** begin Exercise inputs **

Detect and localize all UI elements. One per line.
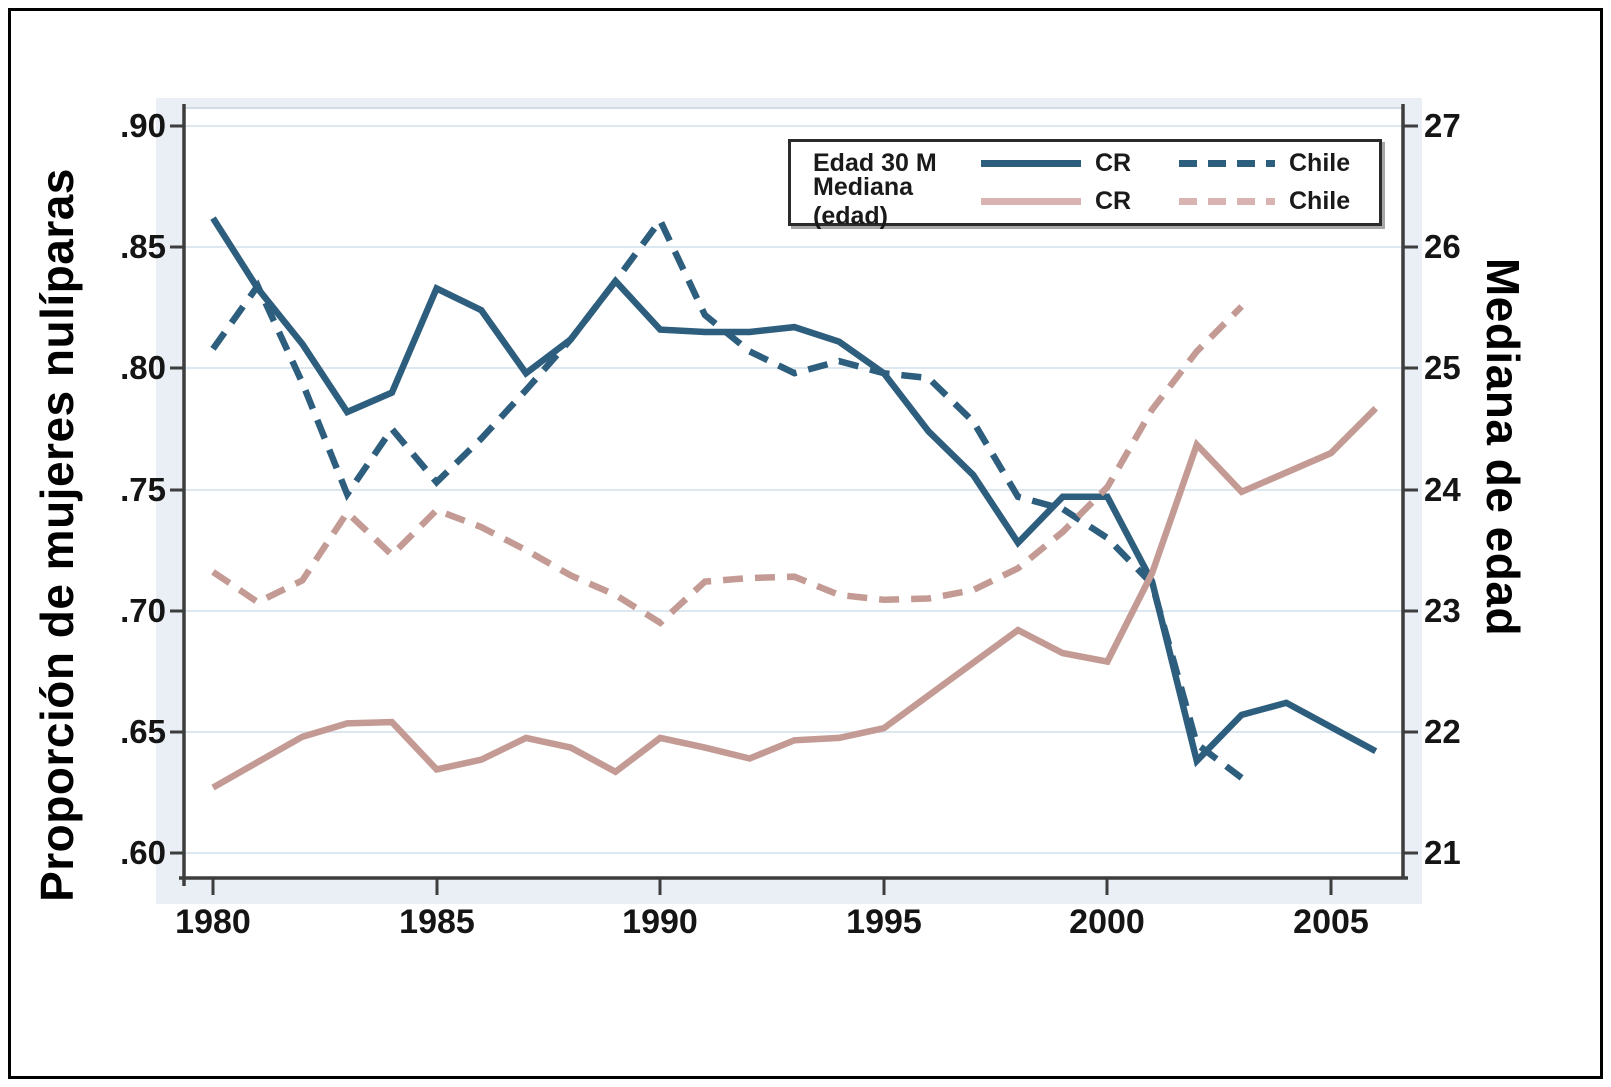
legend-pink-dashed-line-swatch bbox=[1179, 198, 1275, 205]
legend-cr-label: CR bbox=[1095, 187, 1132, 215]
legend-series-label: Edad 30 M bbox=[813, 149, 937, 177]
legend-cr-label: CR bbox=[1095, 149, 1132, 177]
x-tick-label: 1980 bbox=[175, 903, 251, 941]
right-tick-label: 23 bbox=[1424, 592, 1461, 629]
legend-blue-solid-line-swatch bbox=[981, 160, 1081, 167]
left-tick-label: .70 bbox=[120, 592, 166, 629]
right-tick-label: 26 bbox=[1424, 228, 1461, 265]
left-tick-label: .90 bbox=[120, 107, 166, 144]
x-tick-label: 1985 bbox=[399, 903, 475, 941]
left-tick-label: .65 bbox=[120, 713, 166, 750]
legend-series-label: Mediana (edad) bbox=[813, 172, 914, 230]
legend-chile-label: Chile bbox=[1289, 187, 1351, 215]
legend-blue-dashed-line-swatch bbox=[1179, 160, 1275, 167]
legend-pink-solid-line-swatch bbox=[981, 198, 1081, 205]
right-tick-label: 25 bbox=[1424, 349, 1461, 386]
left-tick-label: .80 bbox=[120, 349, 166, 386]
legend-chile-label: Chile bbox=[1289, 149, 1351, 177]
legend-row-edad30: Edad 30 M CR Chile bbox=[791, 149, 1379, 179]
right-tick-label: 21 bbox=[1424, 834, 1461, 871]
x-tick-label: 1995 bbox=[846, 903, 922, 941]
right-tick-label: 24 bbox=[1424, 471, 1461, 508]
x-tick-label: 1990 bbox=[622, 903, 698, 941]
legend-row-mediana: Mediana (edad) CR Chile bbox=[791, 173, 1379, 230]
x-tick-label: 2005 bbox=[1293, 903, 1369, 941]
right-tick-label: 27 bbox=[1424, 107, 1461, 144]
left-tick-label: .60 bbox=[120, 834, 166, 871]
left-tick-label: .85 bbox=[120, 228, 166, 265]
legend-box: Edad 30 M CR Chile Mediana (edad) CR Chi… bbox=[788, 139, 1382, 230]
left-axis-title: Proporción de mujeres nulíparas bbox=[31, 168, 83, 902]
left-tick-label: .75 bbox=[120, 471, 166, 508]
x-tick-label: 2000 bbox=[1069, 903, 1145, 941]
right-axis-title: Mediana de edad bbox=[1477, 257, 1529, 637]
right-tick-label: 22 bbox=[1424, 713, 1461, 750]
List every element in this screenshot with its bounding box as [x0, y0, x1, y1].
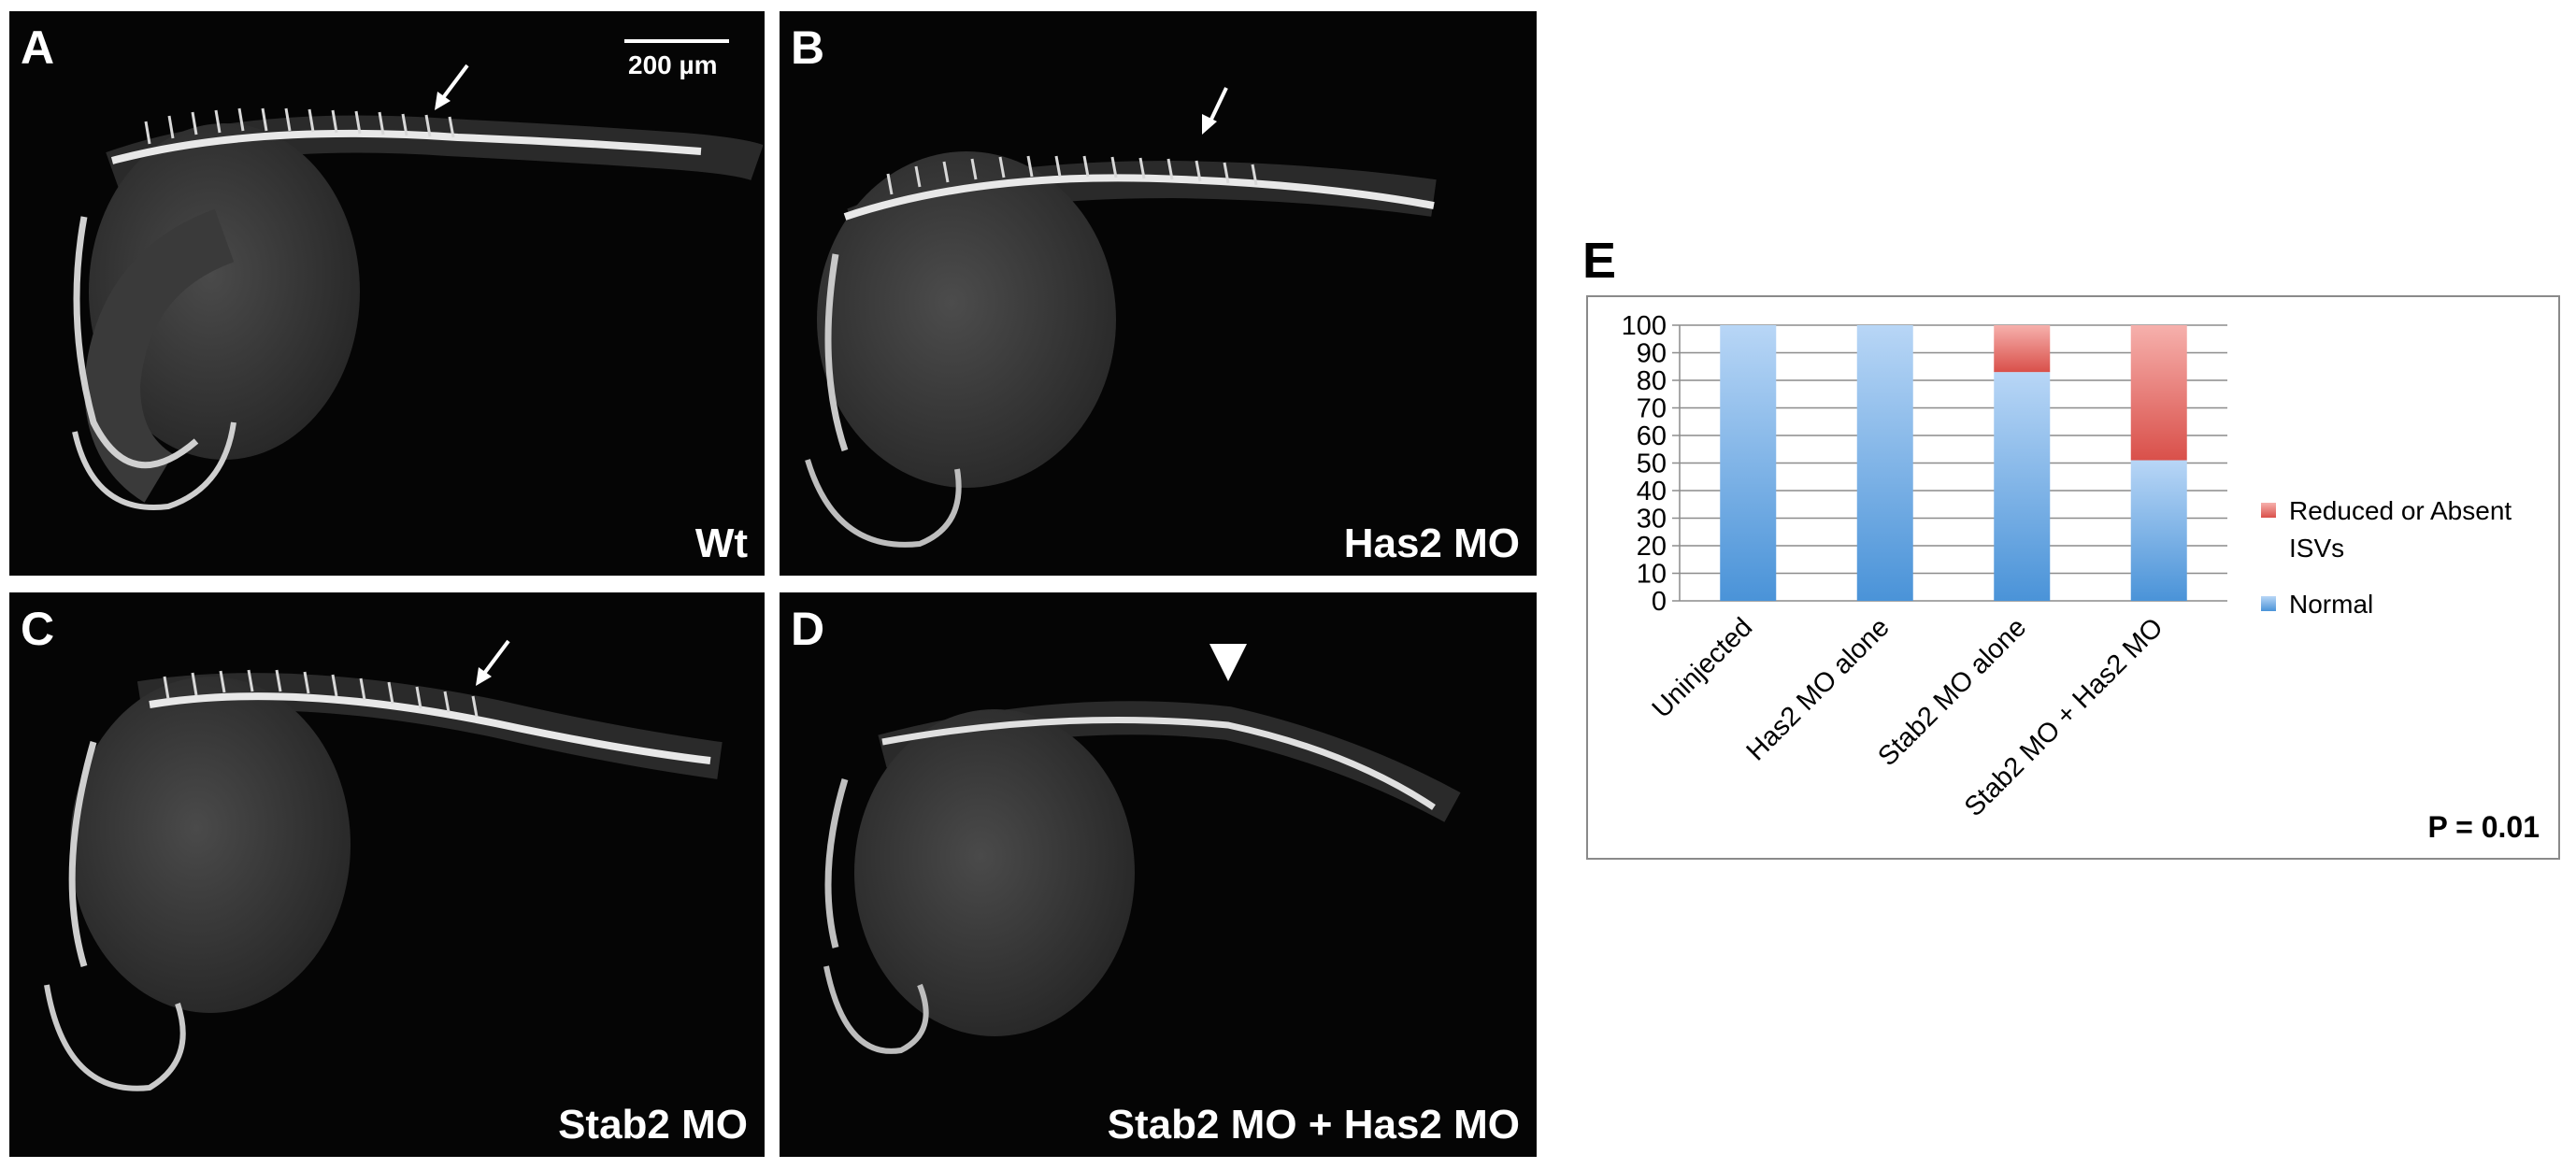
chart-frame: 0 10 20 30 40 50 60 70 80 90 100 Uninjected Has2 MO … [1586, 295, 2560, 860]
embryo-image-d [823, 644, 1461, 1054]
legend-swatch [2261, 596, 2276, 611]
condition-label-b: Has2 MO [1343, 520, 1520, 566]
panel-a-micrograph: A 200 µm Wt [9, 11, 765, 576]
y-tick-label: 70 [1637, 394, 1667, 424]
panel-letter-b: B [791, 21, 825, 74]
legend-swatch [2261, 503, 2276, 518]
condition-label-c: Stab2 MO [558, 1102, 748, 1148]
y-tick-label: 30 [1637, 505, 1667, 535]
y-tick-label: 50 [1637, 449, 1667, 479]
embryo-image-b [805, 87, 1437, 548]
condition-label-a: Wt [694, 520, 748, 566]
y-tick-label: 60 [1637, 421, 1667, 451]
legend-label: Reduced or Absent ISVs [2289, 496, 2512, 563]
x-category-label: Has2 MO alone [1741, 612, 1896, 766]
condition-label-d: Stab2 MO + Has2 MO [1107, 1102, 1520, 1148]
panel-c-micrograph: C Stab2 MO [9, 592, 765, 1157]
panel-letter-c: C [21, 603, 55, 655]
panel-letter-e: E [1582, 233, 1617, 289]
scale-bar [624, 39, 729, 43]
embryo-image-a [72, 64, 764, 510]
scale-bar-label: 200 µm [628, 50, 718, 79]
y-tick-label: 10 [1637, 560, 1667, 590]
bar-normal [1720, 325, 1777, 601]
bar-reduced-or-absent [1994, 325, 2051, 373]
panel-b-micrograph: B Has2 MO [780, 11, 1537, 576]
y-tick-label: 20 [1637, 532, 1667, 562]
bar-normal [1994, 372, 2051, 601]
x-category-label: Stab2 MO alone [1872, 612, 2032, 772]
y-tick-label: 100 [1622, 311, 1667, 341]
embryo-image-c [44, 639, 723, 1091]
y-tick-label: 0 [1652, 587, 1667, 617]
y-tick-label: 40 [1637, 477, 1667, 506]
bar-normal [1856, 325, 1913, 601]
legend-label: Normal [2289, 590, 2373, 619]
x-category-label: Uninjected [1647, 612, 1759, 724]
panel-letter-a: A [21, 21, 55, 74]
panel-letter-d: D [791, 603, 825, 655]
bar-reduced-or-absent [2130, 325, 2187, 461]
bar-normal [2130, 460, 2187, 601]
panel-d-micrograph: D Stab2 MO + Has2 MO [780, 592, 1537, 1157]
y-tick-label: 90 [1637, 339, 1667, 369]
y-tick-label: 80 [1637, 366, 1667, 396]
p-value-annotation: P = 0.01 [2427, 810, 2540, 844]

** end Exercise inputs **

> [Written instruction]
Reproduce verbatim the lines of the listing above, starting with the line that contains "legend-pink-dashed-line-swatch bbox=[1179, 198, 1275, 205]" and ending with the line that contains "x-tick-label: 1990 bbox=[622, 903, 698, 941]", both included.

> [Completed task]
legend-pink-dashed-line-swatch bbox=[1179, 198, 1275, 205]
legend-cr-label: CR bbox=[1095, 187, 1132, 215]
legend-series-label: Edad 30 M bbox=[813, 149, 937, 177]
legend-cr-label: CR bbox=[1095, 149, 1132, 177]
x-tick-label: 1980 bbox=[175, 903, 251, 941]
right-tick-label: 23 bbox=[1424, 592, 1461, 629]
legend-blue-solid-line-swatch bbox=[981, 160, 1081, 167]
left-tick-label: .70 bbox=[120, 592, 166, 629]
right-tick-label: 26 bbox=[1424, 228, 1461, 265]
left-tick-label: .90 bbox=[120, 107, 166, 144]
x-tick-label: 1985 bbox=[399, 903, 475, 941]
left-tick-label: .65 bbox=[120, 713, 166, 750]
legend-series-label: Mediana (edad) bbox=[813, 172, 914, 230]
legend-chile-label: Chile bbox=[1289, 187, 1351, 215]
legend-blue-dashed-line-swatch bbox=[1179, 160, 1275, 167]
legend-pink-solid-line-swatch bbox=[981, 198, 1081, 205]
right-tick-label: 25 bbox=[1424, 349, 1461, 386]
left-tick-label: .80 bbox=[120, 349, 166, 386]
legend-chile-label: Chile bbox=[1289, 149, 1351, 177]
legend-row-edad30: Edad 30 M CR Chile bbox=[791, 149, 1379, 179]
right-tick-label: 21 bbox=[1424, 834, 1461, 871]
x-tick-label: 1995 bbox=[846, 903, 922, 941]
right-tick-label: 24 bbox=[1424, 471, 1461, 508]
x-tick-label: 1990 bbox=[622, 903, 698, 941]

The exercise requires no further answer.